(Data records)

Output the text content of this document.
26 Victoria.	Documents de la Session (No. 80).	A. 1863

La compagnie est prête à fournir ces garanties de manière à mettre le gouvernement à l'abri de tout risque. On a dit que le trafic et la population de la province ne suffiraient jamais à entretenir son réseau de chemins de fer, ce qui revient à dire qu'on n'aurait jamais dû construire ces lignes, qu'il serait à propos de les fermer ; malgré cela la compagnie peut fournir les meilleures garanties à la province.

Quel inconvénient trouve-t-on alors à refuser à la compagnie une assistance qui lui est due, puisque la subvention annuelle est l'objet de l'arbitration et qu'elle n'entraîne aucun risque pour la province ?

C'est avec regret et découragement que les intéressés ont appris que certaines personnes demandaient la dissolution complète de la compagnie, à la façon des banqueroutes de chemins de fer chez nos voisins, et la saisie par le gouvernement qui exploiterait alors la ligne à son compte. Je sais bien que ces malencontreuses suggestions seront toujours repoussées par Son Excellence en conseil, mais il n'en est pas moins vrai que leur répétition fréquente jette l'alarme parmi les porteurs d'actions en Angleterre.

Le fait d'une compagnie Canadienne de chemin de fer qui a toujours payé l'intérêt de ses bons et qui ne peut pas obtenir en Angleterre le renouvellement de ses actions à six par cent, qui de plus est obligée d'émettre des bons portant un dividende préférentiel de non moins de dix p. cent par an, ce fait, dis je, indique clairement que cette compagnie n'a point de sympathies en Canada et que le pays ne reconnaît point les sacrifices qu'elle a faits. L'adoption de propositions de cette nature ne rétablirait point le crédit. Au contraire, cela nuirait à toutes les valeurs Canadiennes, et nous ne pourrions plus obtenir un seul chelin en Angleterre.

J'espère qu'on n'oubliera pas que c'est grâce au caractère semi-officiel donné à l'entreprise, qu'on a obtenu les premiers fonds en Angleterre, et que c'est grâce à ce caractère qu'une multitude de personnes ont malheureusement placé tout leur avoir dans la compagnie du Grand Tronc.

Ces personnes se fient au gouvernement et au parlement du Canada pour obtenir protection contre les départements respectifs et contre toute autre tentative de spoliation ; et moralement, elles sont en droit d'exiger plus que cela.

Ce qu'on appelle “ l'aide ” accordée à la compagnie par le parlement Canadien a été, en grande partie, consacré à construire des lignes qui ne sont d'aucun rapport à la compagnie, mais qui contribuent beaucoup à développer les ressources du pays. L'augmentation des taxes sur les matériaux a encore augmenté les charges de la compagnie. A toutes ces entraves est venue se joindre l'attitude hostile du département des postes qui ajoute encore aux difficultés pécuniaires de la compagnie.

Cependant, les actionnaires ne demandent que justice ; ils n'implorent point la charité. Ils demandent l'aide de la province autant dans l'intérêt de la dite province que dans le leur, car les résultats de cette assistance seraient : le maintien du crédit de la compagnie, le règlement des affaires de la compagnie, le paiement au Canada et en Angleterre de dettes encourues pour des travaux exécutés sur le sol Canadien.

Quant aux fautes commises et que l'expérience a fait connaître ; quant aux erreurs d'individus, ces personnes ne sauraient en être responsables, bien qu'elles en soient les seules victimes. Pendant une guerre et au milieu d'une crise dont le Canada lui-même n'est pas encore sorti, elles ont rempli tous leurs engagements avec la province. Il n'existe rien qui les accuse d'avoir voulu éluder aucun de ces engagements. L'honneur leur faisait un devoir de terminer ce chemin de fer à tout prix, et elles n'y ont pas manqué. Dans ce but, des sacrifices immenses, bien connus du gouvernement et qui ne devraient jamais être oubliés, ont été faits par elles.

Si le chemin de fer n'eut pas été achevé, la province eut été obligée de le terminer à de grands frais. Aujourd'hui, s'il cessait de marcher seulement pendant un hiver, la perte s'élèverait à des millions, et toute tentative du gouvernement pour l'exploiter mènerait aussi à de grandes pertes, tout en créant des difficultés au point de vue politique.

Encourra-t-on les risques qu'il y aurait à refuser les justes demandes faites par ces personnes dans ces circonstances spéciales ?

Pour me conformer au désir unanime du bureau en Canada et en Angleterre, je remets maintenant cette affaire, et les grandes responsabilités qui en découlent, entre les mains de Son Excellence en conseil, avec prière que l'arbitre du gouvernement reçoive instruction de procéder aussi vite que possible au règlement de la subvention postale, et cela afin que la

_Your objective_
Among these entries, how many lines include the string "avoir"? Reply with the number by itself.

_Answer for this exercise_
2